▶ Given instruction:
Where a line contains the word "amount", copy that line.

▶ Given records:
□ □ □ □ □
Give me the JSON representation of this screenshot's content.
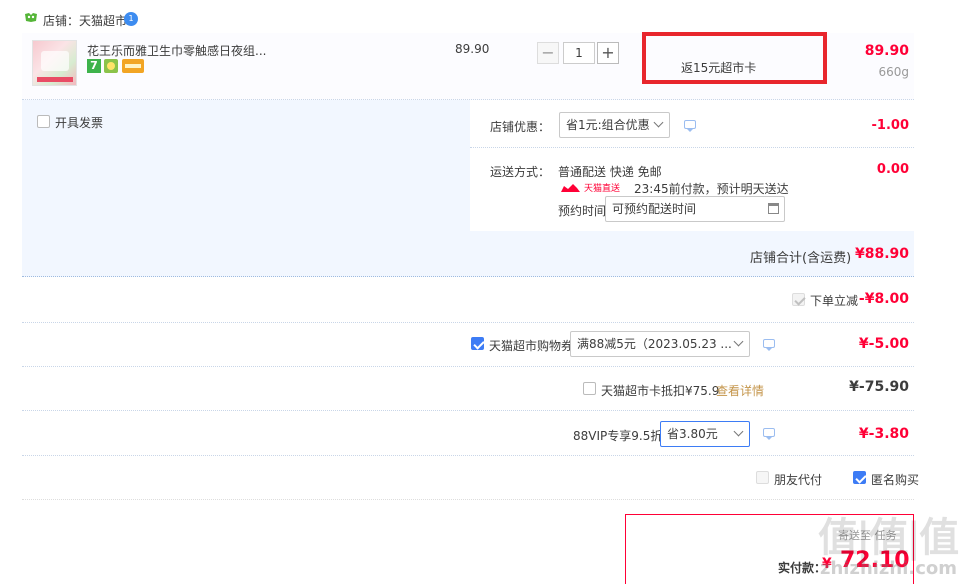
{
  "shop": {
    "label": "店铺：天猫超市",
    "badge": "1"
  },
  "item": {
    "title": "花王乐而雅卫生巾零触感日夜组...",
    "unit_price": "89.90",
    "quantity": "1",
    "minus": "−",
    "plus": "+",
    "promo": "返15元超市卡",
    "total": "89.90",
    "weight": "660g"
  },
  "invoice": {
    "label": "开具发票"
  },
  "shop_discount": {
    "label": "店铺优惠：",
    "value": "省1元:组合优惠",
    "amount": "-1.00"
  },
  "shipping": {
    "label": "运送方式：",
    "method": "普通配送 快递 免邮",
    "tag": "天猫直送",
    "note": "23:45前付款，预计明天送达",
    "reserve_label": "预约时间",
    "reserve_placeholder": "可预约配送时间",
    "amount": "0.00"
  },
  "shop_total": {
    "label": "店铺合计(含运费)",
    "amount": "¥88.90"
  },
  "instant_discount": {
    "label": "下单立减",
    "amount": "-¥8.00"
  },
  "coupon": {
    "label": "天猫超市购物券",
    "value": "满88减5元（2023.05.23 ...",
    "amount": "¥-5.00"
  },
  "card": {
    "label": "天猫超市卡抵扣¥75.9",
    "link": "查看详情",
    "amount": "¥-75.90"
  },
  "vip": {
    "label": "88VIP专享9.5折",
    "value": "省3.80元",
    "amount": "¥-3.80"
  },
  "options": {
    "friend_pay": "朋友代付",
    "anonymous": "匿名购买"
  },
  "summary": {
    "top_text": "寄送至 任务",
    "pay_label": "实付款：",
    "currency": "¥",
    "amount": "72.10"
  },
  "watermark": {
    "logo": "值|值|值",
    "url": "zhizhizhi.com"
  },
  "colors": {
    "accent": "#ff0036",
    "blue": "#3d7cf5",
    "highlight_box": "#e8262d"
  }
}
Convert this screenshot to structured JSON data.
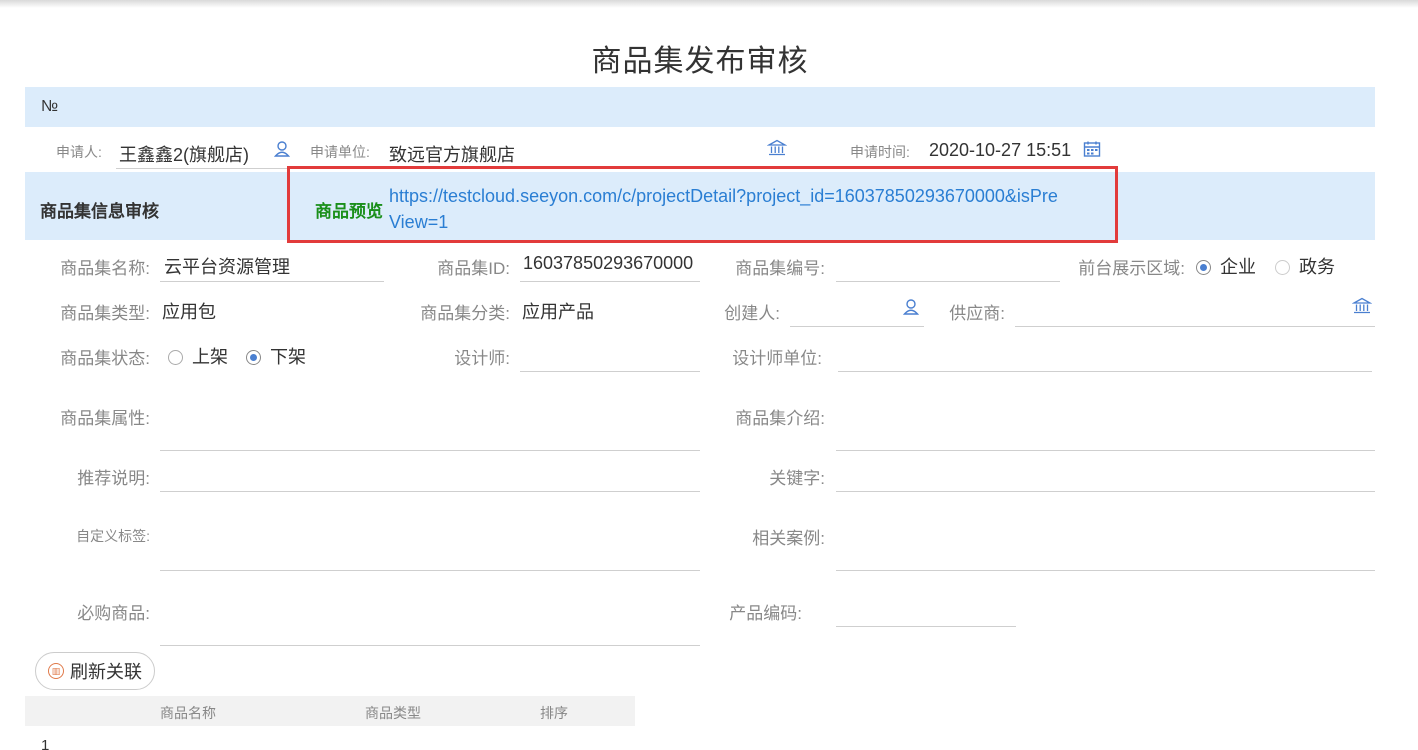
{
  "page": {
    "title": "商品集发布审核"
  },
  "number_bar": {
    "label": "№"
  },
  "applicant": {
    "applicant_label": "申请人:",
    "applicant_value": "王鑫鑫2(旗舰店)",
    "unit_label": "申请单位:",
    "unit_value": "致远官方旗舰店",
    "time_label": "申请时间:",
    "time_value": "2020-10-27 15:51"
  },
  "section": {
    "title": "商品集信息审核",
    "preview_label": "商品预览",
    "preview_link_line1": "https://testcloud.seeyon.com/c/projectDetail?project_id=16037850293670000&isPre",
    "preview_link_line2": "View=1"
  },
  "form": {
    "name_label": "商品集名称:",
    "name_value": "云平台资源管理",
    "id_label": "商品集ID:",
    "id_value": "16037850293670000",
    "code_label": "商品集编号:",
    "code_value": "",
    "region_label": "前台展示区域:",
    "region_options": [
      "企业",
      "政务"
    ],
    "region_selected": "企业",
    "type_label": "商品集类型:",
    "type_value": "应用包",
    "category_label": "商品集分类:",
    "category_value": "应用产品",
    "creator_label": "创建人:",
    "creator_value": "",
    "supplier_label": "供应商:",
    "supplier_value": "",
    "status_label": "商品集状态:",
    "status_options": [
      "上架",
      "下架"
    ],
    "status_selected": "下架",
    "designer_label": "设计师:",
    "designer_value": "",
    "designer_unit_label": "设计师单位:",
    "designer_unit_value": "",
    "attr_label": "商品集属性:",
    "intro_label": "商品集介绍:",
    "recommend_label": "推荐说明:",
    "keyword_label": "关键字:",
    "custom_tag_label": "自定义标签:",
    "case_label": "相关案例:",
    "required_label": "必购商品:",
    "product_code_label": "产品编码:"
  },
  "actions": {
    "refresh_label": "刷新关联"
  },
  "table": {
    "columns": [
      "商品名称",
      "商品类型",
      "排序"
    ],
    "rows": [
      {
        "index": "1"
      }
    ]
  },
  "colors": {
    "band": "#dcecfb",
    "accent": "#4a7fd0",
    "highlight_border": "#e23b3b",
    "preview_label": "#1a8f1a",
    "link": "#2a7ed3"
  }
}
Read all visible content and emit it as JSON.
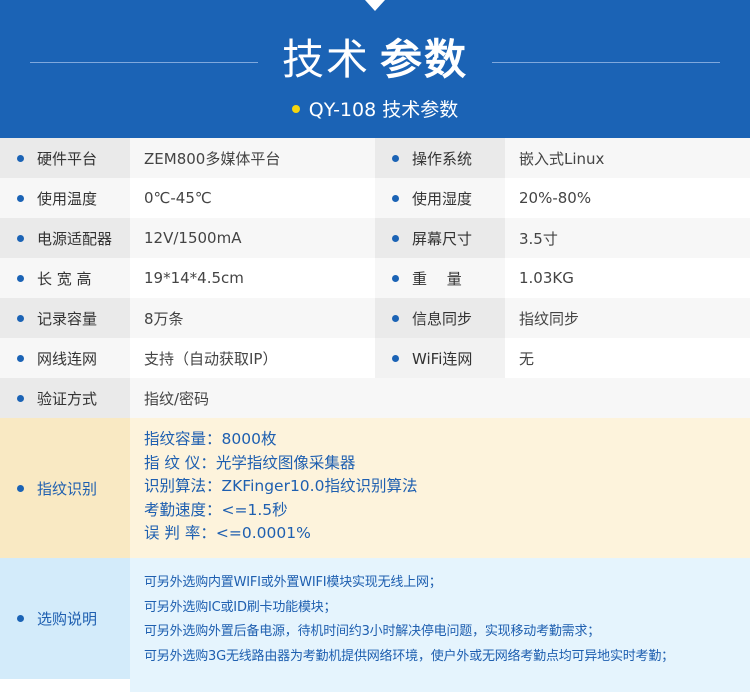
{
  "header": {
    "title_thin": "技术",
    "title_bold": "参数",
    "subtitle": "QY-108 技术参数",
    "colors": {
      "background": "#1b63b5",
      "accent_dot": "#f5d60e"
    }
  },
  "specs": [
    {
      "label_left": "硬件平台",
      "value_left": "ZEM800多媒体平台",
      "label_right": "操作系统",
      "value_right": "嵌入式Linux"
    },
    {
      "label_left": "使用温度",
      "value_left": "0℃-45℃",
      "label_right": "使用湿度",
      "value_right": "20%-80%"
    },
    {
      "label_left": "电源适配器",
      "value_left": "12V/1500mA",
      "label_right": "屏幕尺寸",
      "value_right": "3.5寸"
    },
    {
      "label_left": "长 宽 高",
      "value_left": "19*14*4.5cm",
      "label_right": "重　 量",
      "value_right": "1.03KG"
    },
    {
      "label_left": "记录容量",
      "value_left": "8万条",
      "label_right": "信息同步",
      "value_right": "指纹同步"
    },
    {
      "label_left": "网线连网",
      "value_left": "支持（自动获取IP）",
      "label_right": "WiFi连网",
      "value_right": "无"
    },
    {
      "label_left": "验证方式",
      "value_left": "指纹/密码"
    }
  ],
  "fingerprint": {
    "label": "指纹识别",
    "lines": [
      "指纹容量：8000枚",
      "指 纹 仪：光学指纹图像采集器",
      "识别算法：ZKFinger10.0指纹识别算法",
      "考勤速度：<=1.5秒",
      "误 判 率：<=0.0001%"
    ]
  },
  "purchase": {
    "label": "选购说明",
    "lines": [
      "可另外选购内置WIFI或外置WIFI模块实现无线上网；",
      "可另外选购IC或ID刷卡功能模块；",
      "可另外选购外置后备电源，待机时间约3小时解决停电问题，实现移动考勤需求；",
      "可另外选购3G无线路由器为考勤机提供网络环境，使户外或无网络考勤点均可异地实时考勤；"
    ]
  }
}
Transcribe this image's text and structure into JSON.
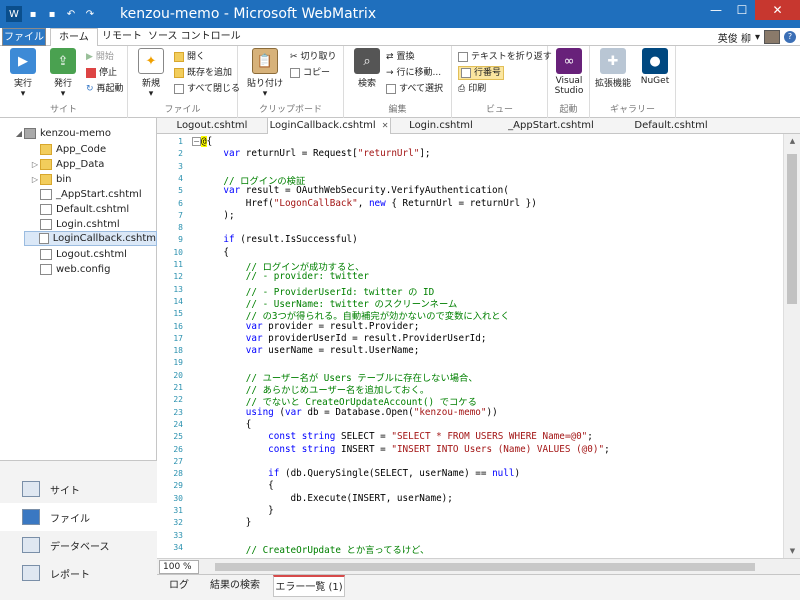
{
  "window": {
    "title": "kenzou-memo - Microsoft WebMatrix"
  },
  "ribbon_tabs": {
    "file": "ファイル",
    "home": "ホーム",
    "remote": "リモート",
    "source": "ソース コントロール"
  },
  "user": {
    "name": "英俊 柳"
  },
  "ribbon": {
    "site": {
      "label": "サイト",
      "run": "実行",
      "publish": "発行",
      "start": "開始",
      "stop": "停止",
      "restart": "再起動"
    },
    "file": {
      "label": "ファイル",
      "new": "新規",
      "open": "開く",
      "add_existing": "既存を追加",
      "close_all": "すべて閉じる"
    },
    "clipboard": {
      "label": "クリップボード",
      "paste": "貼り付け",
      "cut": "切り取り",
      "copy": "コピー"
    },
    "edit": {
      "label": "編集",
      "search": "検索",
      "replace": "置換",
      "goto_line": "行に移動...",
      "select_all": "すべて選択"
    },
    "view": {
      "label": "ビュー",
      "wrap_text": "テキストを折り返す",
      "line_numbers": "行番号",
      "print": "印刷"
    },
    "launch": {
      "label": "起動",
      "visual_studio": "Visual Studio"
    },
    "gallery": {
      "label": "ギャラリー",
      "extensions": "拡張機能",
      "nuget": "NuGet"
    }
  },
  "tree": {
    "root": "kenzou-memo",
    "items": [
      {
        "name": "App_Code",
        "type": "folder"
      },
      {
        "name": "App_Data",
        "type": "folder"
      },
      {
        "name": "bin",
        "type": "folder"
      },
      {
        "name": "_AppStart.cshtml",
        "type": "file"
      },
      {
        "name": "Default.cshtml",
        "type": "file"
      },
      {
        "name": "Login.cshtml",
        "type": "file"
      },
      {
        "name": "LoginCallback.cshtm",
        "type": "file"
      },
      {
        "name": "Logout.cshtml",
        "type": "file"
      },
      {
        "name": "web.config",
        "type": "file"
      }
    ]
  },
  "sidenav": {
    "site": "サイト",
    "files": "ファイル",
    "database": "データベース",
    "reports": "レポート"
  },
  "doc_tabs": [
    "Logout.cshtml",
    "LoginCallback.cshtml",
    "Login.cshtml",
    "_AppStart.cshtml",
    "Default.cshtml"
  ],
  "code_lines": [
    "@{",
    "    var returnUrl = Request[\"returnUrl\"];",
    "",
    "    // ログインの検証",
    "    var result = OAuthWebSecurity.VerifyAuthentication(",
    "        Href(\"LogonCallBack\", new { ReturnUrl = returnUrl })",
    "    );",
    "",
    "    if (result.IsSuccessful)",
    "    {",
    "        // ログインが成功すると、",
    "        // - provider: twitter",
    "        // - ProviderUserId: twitter の ID",
    "        // - UserName: twitter のスクリーンネーム",
    "        // の3つが得られる。自動補完が効かないので変数に入れとく",
    "        var provider = result.Provider;",
    "        var providerUserId = result.ProviderUserId;",
    "        var userName = result.UserName;",
    "",
    "        // ユーザー名が Users テーブルに存在しない場合、",
    "        // あらかじめユーザー名を追加しておく。",
    "        // でないと CreateOrUpdateAccount() でコケる",
    "        using (var db = Database.Open(\"kenzou-memo\"))",
    "        {",
    "            const string SELECT = \"SELECT * FROM USERS WHERE Name=@0\";",
    "            const string INSERT = \"INSERT INTO Users (Name) VALUES (@0)\";",
    "",
    "            if (db.QuerySingle(SELECT, userName) == null)",
    "            {",
    "                db.Execute(INSERT, userName);",
    "            }",
    "        }",
    "",
    "        // CreateOrUpdate とか言ってるけど、"
  ],
  "zoom": "100 %",
  "panel_tabs": [
    "ログ",
    "結果の検索",
    "エラー一覧 (1)"
  ]
}
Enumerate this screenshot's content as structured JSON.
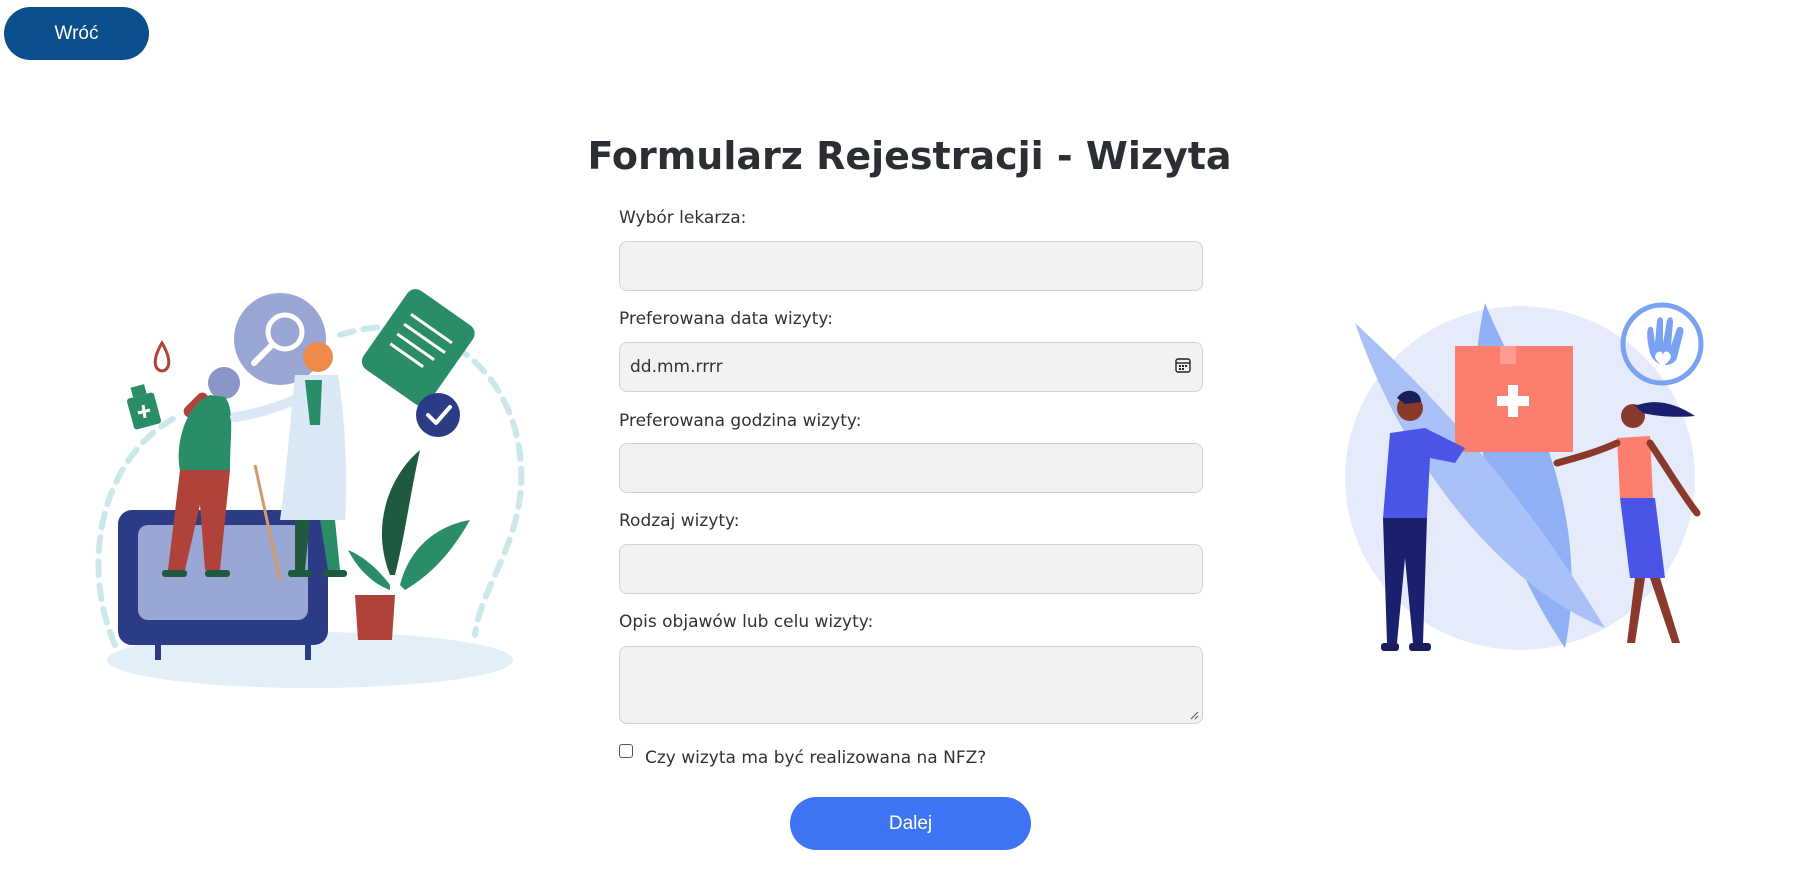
□ □ □ □ □
▶ Problem solution:
    "amount": "-1.00"
    "amount": "0.00"
    "amount": "¥88.90"
    "amount": "-¥8.00"
    "amount": "¥-5.00"
    "amount": "¥-75.90"
    "amount": "¥-3.80"
    "amount": "72.10"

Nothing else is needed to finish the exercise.